Dataset items
▼

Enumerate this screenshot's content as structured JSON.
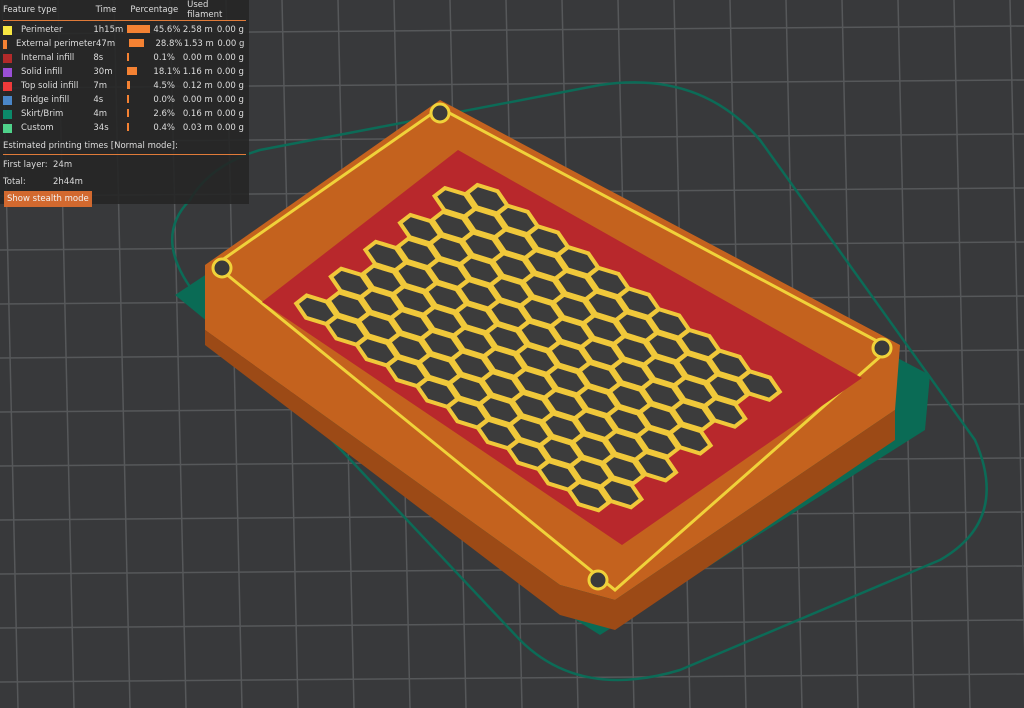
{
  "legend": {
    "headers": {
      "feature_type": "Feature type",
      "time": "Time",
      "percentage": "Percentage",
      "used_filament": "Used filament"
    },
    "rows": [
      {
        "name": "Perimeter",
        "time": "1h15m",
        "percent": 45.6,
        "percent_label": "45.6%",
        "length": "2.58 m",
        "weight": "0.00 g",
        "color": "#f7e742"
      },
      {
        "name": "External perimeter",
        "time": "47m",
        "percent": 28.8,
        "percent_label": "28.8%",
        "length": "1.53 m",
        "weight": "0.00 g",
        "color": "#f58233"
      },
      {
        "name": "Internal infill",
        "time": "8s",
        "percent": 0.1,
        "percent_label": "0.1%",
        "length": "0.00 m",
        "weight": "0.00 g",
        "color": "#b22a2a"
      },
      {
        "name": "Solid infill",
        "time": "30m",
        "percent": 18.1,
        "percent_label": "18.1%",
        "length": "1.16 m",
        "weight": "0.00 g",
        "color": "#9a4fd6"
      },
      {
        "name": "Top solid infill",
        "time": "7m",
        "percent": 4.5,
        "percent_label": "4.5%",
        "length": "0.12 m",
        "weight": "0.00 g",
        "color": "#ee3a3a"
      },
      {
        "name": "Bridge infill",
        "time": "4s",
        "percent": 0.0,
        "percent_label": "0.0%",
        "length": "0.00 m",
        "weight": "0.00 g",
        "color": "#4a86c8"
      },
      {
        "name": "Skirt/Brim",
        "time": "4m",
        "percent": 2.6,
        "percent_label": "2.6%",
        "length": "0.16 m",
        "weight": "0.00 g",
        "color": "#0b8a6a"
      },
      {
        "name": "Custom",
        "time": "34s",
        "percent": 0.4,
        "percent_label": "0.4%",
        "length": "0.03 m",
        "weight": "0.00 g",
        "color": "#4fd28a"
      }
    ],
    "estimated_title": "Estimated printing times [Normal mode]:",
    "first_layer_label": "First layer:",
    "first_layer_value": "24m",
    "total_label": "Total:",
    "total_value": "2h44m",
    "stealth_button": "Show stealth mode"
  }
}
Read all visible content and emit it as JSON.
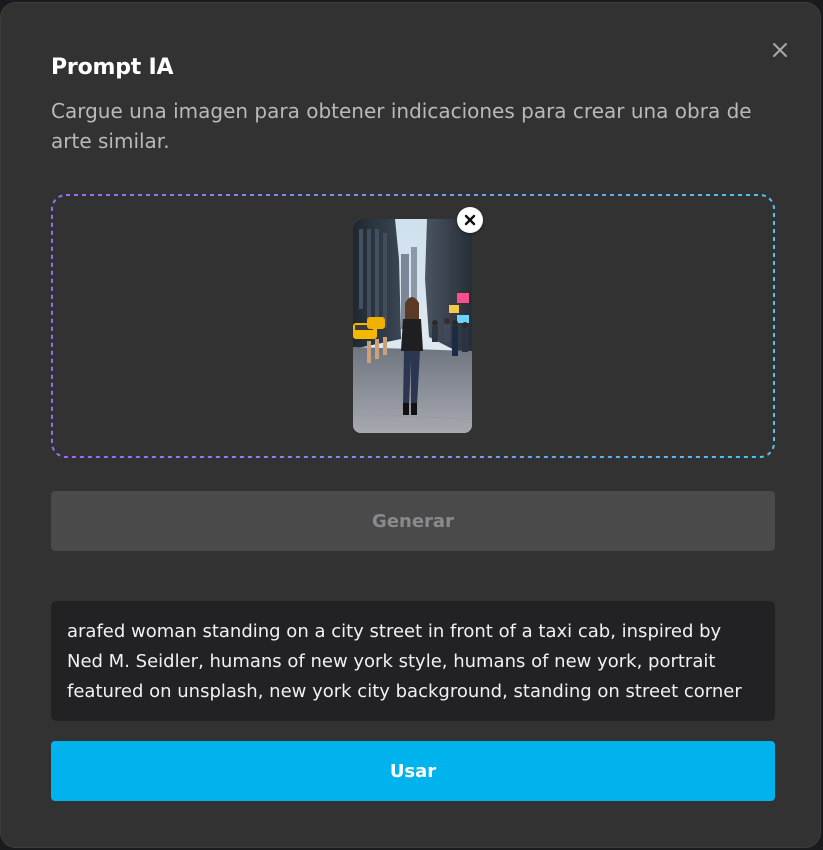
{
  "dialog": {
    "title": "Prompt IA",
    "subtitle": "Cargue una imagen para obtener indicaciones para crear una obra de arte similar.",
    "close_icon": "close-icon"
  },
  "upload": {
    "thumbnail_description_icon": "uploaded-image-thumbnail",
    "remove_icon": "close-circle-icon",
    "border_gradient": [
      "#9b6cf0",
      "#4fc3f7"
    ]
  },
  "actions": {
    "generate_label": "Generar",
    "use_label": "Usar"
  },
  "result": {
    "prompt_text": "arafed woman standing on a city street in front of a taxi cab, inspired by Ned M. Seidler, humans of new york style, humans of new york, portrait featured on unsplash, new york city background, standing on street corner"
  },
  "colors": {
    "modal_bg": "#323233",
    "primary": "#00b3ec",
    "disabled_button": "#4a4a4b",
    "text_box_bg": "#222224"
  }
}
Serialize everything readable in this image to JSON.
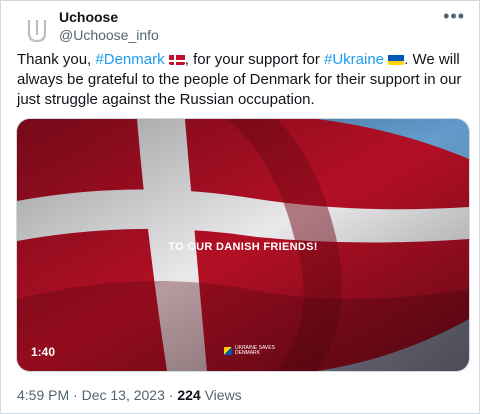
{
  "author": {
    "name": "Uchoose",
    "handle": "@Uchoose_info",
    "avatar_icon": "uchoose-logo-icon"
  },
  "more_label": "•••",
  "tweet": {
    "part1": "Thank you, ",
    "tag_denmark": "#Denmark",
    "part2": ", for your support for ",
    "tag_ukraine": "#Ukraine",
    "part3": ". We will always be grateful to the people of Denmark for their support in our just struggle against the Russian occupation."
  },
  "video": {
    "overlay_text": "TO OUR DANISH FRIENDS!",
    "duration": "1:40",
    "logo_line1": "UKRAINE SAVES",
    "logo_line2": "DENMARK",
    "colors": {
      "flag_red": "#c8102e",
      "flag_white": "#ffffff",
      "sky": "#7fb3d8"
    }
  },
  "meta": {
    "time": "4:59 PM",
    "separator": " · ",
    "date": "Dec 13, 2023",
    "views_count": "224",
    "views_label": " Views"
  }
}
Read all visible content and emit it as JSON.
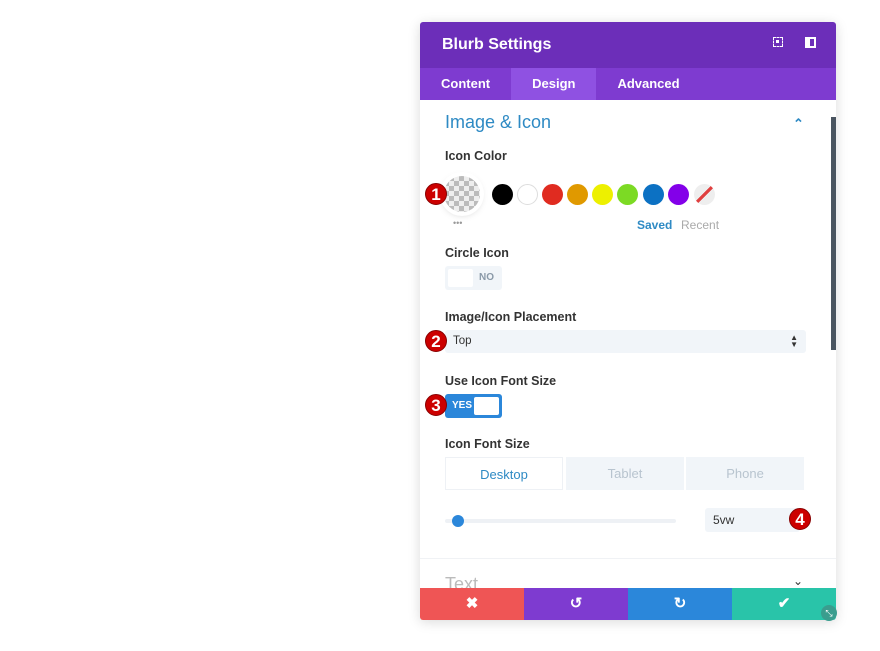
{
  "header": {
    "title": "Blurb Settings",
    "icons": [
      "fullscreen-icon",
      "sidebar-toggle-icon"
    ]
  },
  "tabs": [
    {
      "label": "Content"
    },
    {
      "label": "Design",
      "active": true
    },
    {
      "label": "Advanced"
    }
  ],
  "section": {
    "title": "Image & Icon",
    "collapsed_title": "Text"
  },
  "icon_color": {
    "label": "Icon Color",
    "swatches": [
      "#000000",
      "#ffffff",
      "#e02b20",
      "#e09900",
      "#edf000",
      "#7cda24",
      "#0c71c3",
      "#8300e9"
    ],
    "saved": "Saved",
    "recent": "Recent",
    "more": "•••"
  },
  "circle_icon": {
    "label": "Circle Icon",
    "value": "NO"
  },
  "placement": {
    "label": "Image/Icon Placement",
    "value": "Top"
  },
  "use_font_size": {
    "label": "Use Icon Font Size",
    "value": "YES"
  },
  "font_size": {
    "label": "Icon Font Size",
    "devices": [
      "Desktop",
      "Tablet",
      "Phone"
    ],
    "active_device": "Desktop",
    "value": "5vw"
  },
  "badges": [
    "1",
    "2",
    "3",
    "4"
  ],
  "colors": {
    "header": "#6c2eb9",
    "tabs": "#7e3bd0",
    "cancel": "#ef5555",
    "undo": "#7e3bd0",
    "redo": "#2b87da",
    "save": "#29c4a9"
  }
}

▲

Exercise prompt ▸
Copy the data exactly. Any picture it contains is to be omitted.

Solution to the exercise ▸
Enumerate this screenshot's content as structured JSON.
{
  "legend": {
    "headers": {
      "feature_type": "Feature type",
      "time": "Time",
      "percentage": "Percentage",
      "used_filament": "Used filament"
    },
    "rows": [
      {
        "name": "Perimeter",
        "time": "1h15m",
        "percent": 45.6,
        "percent_label": "45.6%",
        "length": "2.58 m",
        "weight": "0.00 g",
        "color": "#f7e742"
      },
      {
        "name": "External perimeter",
        "time": "47m",
        "percent": 28.8,
        "percent_label": "28.8%",
        "length": "1.53 m",
        "weight": "0.00 g",
        "color": "#f58233"
      },
      {
        "name": "Internal infill",
        "time": "8s",
        "percent": 0.1,
        "percent_label": "0.1%",
        "length": "0.00 m",
        "weight": "0.00 g",
        "color": "#b22a2a"
      },
      {
        "name": "Solid infill",
        "time": "30m",
        "percent": 18.1,
        "percent_label": "18.1%",
        "length": "1.16 m",
        "weight": "0.00 g",
        "color": "#9a4fd6"
      },
      {
        "name": "Top solid infill",
        "time": "7m",
        "percent": 4.5,
        "percent_label": "4.5%",
        "length": "0.12 m",
        "weight": "0.00 g",
        "color": "#ee3a3a"
      },
      {
        "name": "Bridge infill",
        "time": "4s",
        "percent": 0.0,
        "percent_label": "0.0%",
        "length": "0.00 m",
        "weight": "0.00 g",
        "color": "#4a86c8"
      },
      {
        "name": "Skirt/Brim",
        "time": "4m",
        "percent": 2.6,
        "percent_label": "2.6%",
        "length": "0.16 m",
        "weight": "0.00 g",
        "color": "#0b8a6a"
      },
      {
        "name": "Custom",
        "time": "34s",
        "percent": 0.4,
        "percent_label": "0.4%",
        "length": "0.03 m",
        "weight": "0.00 g",
        "color": "#4fd28a"
      }
    ],
    "estimated_title": "Estimated printing times [Normal mode]:",
    "first_layer_label": "First layer:",
    "first_layer_value": "24m",
    "total_label": "Total:",
    "total_value": "2h44m",
    "stealth_button": "Show stealth mode"
  }
}
Read all visible content and emit it as JSON.
{
  "dialog": {
    "title": "Prompt IA",
    "subtitle": "Cargue una imagen para obtener indicaciones para crear una obra de arte similar.",
    "close_icon": "close-icon"
  },
  "upload": {
    "thumbnail_description_icon": "uploaded-image-thumbnail",
    "remove_icon": "close-circle-icon",
    "border_gradient": [
      "#9b6cf0",
      "#4fc3f7"
    ]
  },
  "actions": {
    "generate_label": "Generar",
    "use_label": "Usar"
  },
  "result": {
    "prompt_text": "arafed woman standing on a city street in front of a taxi cab, inspired by Ned M. Seidler, humans of new york style, humans of new york, portrait featured on unsplash, new york city background, standing on street corner"
  },
  "colors": {
    "modal_bg": "#323233",
    "primary": "#00b3ec",
    "disabled_button": "#4a4a4b",
    "text_box_bg": "#222224"
  }
}
Serialize everything readable in this image to JSON.
{
  "author": {
    "name": "Uchoose",
    "handle": "@Uchoose_info",
    "avatar_icon": "uchoose-logo-icon"
  },
  "more_label": "•••",
  "tweet": {
    "part1": "Thank you, ",
    "tag_denmark": "#Denmark",
    "part2": ", for your support for ",
    "tag_ukraine": "#Ukraine",
    "part3": ". We will always be grateful to the people of Denmark for their support in our just struggle against the Russian occupation."
  },
  "video": {
    "overlay_text": "TO OUR DANISH FRIENDS!",
    "duration": "1:40",
    "logo_line1": "UKRAINE SAVES",
    "logo_line2": "DENMARK",
    "colors": {
      "flag_red": "#c8102e",
      "flag_white": "#ffffff",
      "sky": "#7fb3d8"
    }
  },
  "meta": {
    "time": "4:59 PM",
    "separator": " · ",
    "date": "Dec 13, 2023",
    "views_count": "224",
    "views_label": " Views"
  }
}
Read all visible content and emit it as JSON.
{
  "header": {
    "title": "Blurb Settings",
    "icons": [
      "fullscreen-icon",
      "sidebar-toggle-icon"
    ]
  },
  "tabs": [
    {
      "label": "Content"
    },
    {
      "label": "Design",
      "active": true
    },
    {
      "label": "Advanced"
    }
  ],
  "section": {
    "title": "Image & Icon",
    "collapsed_title": "Text"
  },
  "icon_color": {
    "label": "Icon Color",
    "swatches": [
      "#000000",
      "#ffffff",
      "#e02b20",
      "#e09900",
      "#edf000",
      "#7cda24",
      "#0c71c3",
      "#8300e9"
    ],
    "saved": "Saved",
    "recent": "Recent",
    "more": "•••"
  },
  "circle_icon": {
    "label": "Circle Icon",
    "value": "NO"
  },
  "placement": {
    "label": "Image/Icon Placement",
    "value": "Top"
  },
  "use_font_size": {
    "label": "Use Icon Font Size",
    "value": "YES"
  },
  "font_size": {
    "label": "Icon Font Size",
    "devices": [
      "Desktop",
      "Tablet",
      "Phone"
    ],
    "active_device": "Desktop",
    "value": "5vw"
  },
  "badges": [
    "1",
    "2",
    "3",
    "4"
  ],
  "colors": {
    "header": "#6c2eb9",
    "tabs": "#7e3bd0",
    "cancel": "#ef5555",
    "undo": "#7e3bd0",
    "redo": "#2b87da",
    "save": "#29c4a9"
  }
}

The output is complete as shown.